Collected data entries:
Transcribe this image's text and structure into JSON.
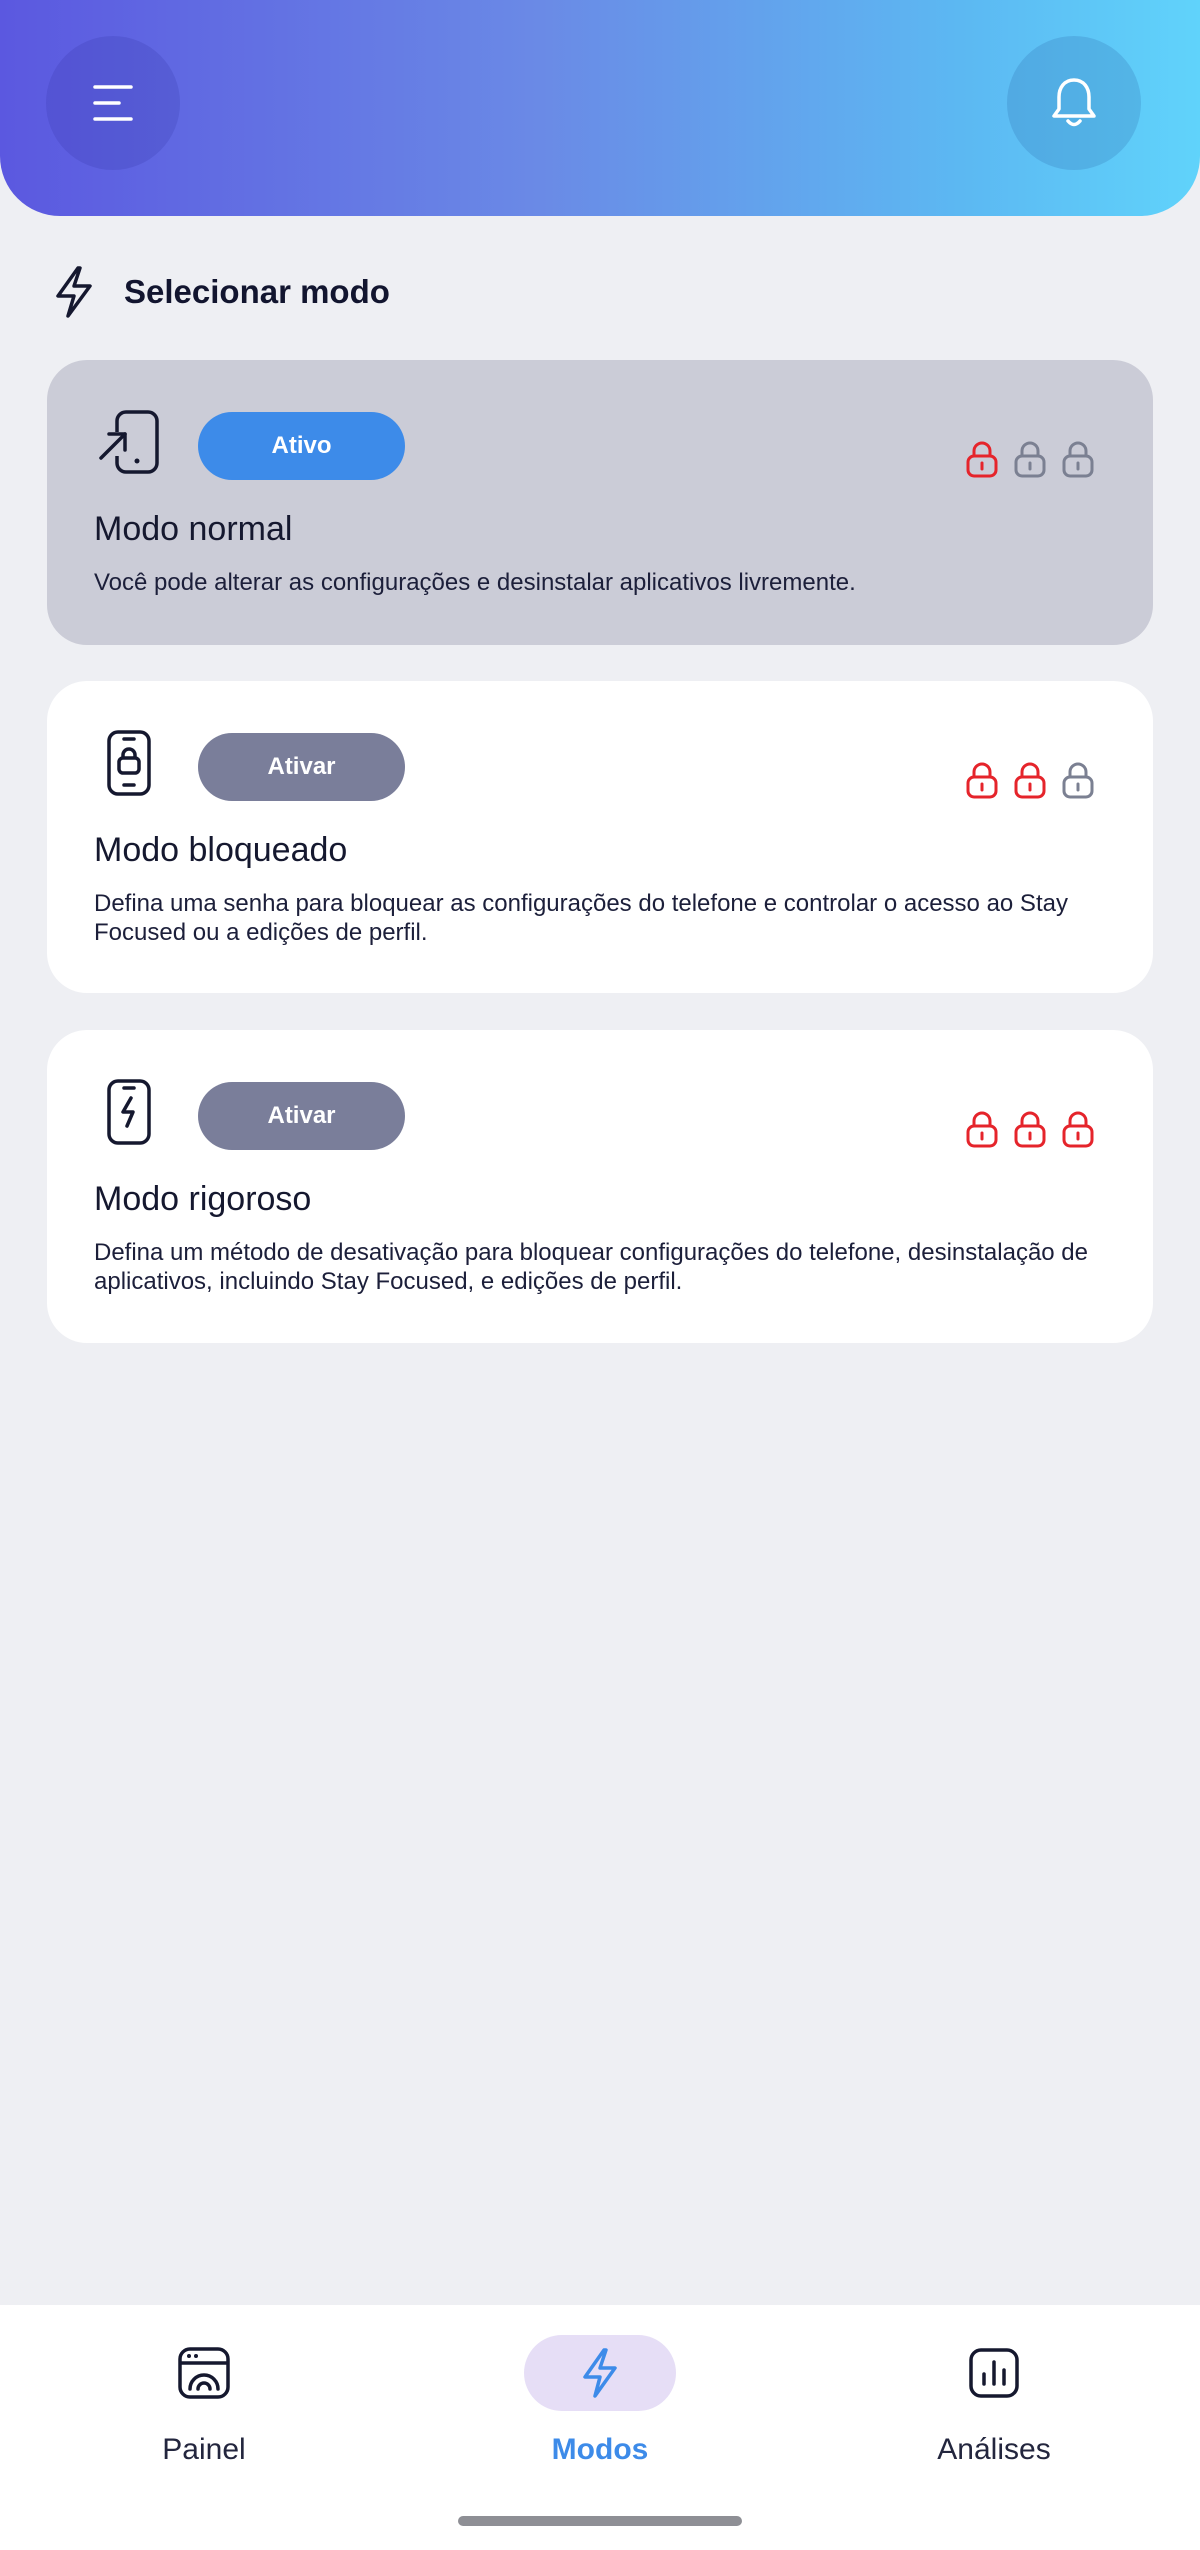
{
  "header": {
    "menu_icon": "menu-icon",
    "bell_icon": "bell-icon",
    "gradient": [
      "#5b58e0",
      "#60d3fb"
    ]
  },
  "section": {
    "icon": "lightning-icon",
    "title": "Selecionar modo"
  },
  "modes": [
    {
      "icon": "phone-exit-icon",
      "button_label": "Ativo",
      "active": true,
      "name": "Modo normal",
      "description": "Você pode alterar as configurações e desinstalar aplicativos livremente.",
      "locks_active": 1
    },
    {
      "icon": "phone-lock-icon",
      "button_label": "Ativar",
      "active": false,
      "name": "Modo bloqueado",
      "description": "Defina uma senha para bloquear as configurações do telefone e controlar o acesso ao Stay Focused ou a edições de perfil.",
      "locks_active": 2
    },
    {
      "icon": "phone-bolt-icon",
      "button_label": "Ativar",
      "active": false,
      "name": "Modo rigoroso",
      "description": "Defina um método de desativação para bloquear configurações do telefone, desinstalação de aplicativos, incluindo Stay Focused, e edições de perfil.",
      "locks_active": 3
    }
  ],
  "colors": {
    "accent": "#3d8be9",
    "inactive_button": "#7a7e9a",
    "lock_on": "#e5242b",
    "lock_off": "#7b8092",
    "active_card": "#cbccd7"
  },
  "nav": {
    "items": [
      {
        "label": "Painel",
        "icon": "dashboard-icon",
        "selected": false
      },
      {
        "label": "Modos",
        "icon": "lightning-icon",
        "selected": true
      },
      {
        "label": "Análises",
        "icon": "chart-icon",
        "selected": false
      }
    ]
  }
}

Task statement: Determine how many lines in the data above contain the string "para". Give nothing except the number.

Exercise solution: 2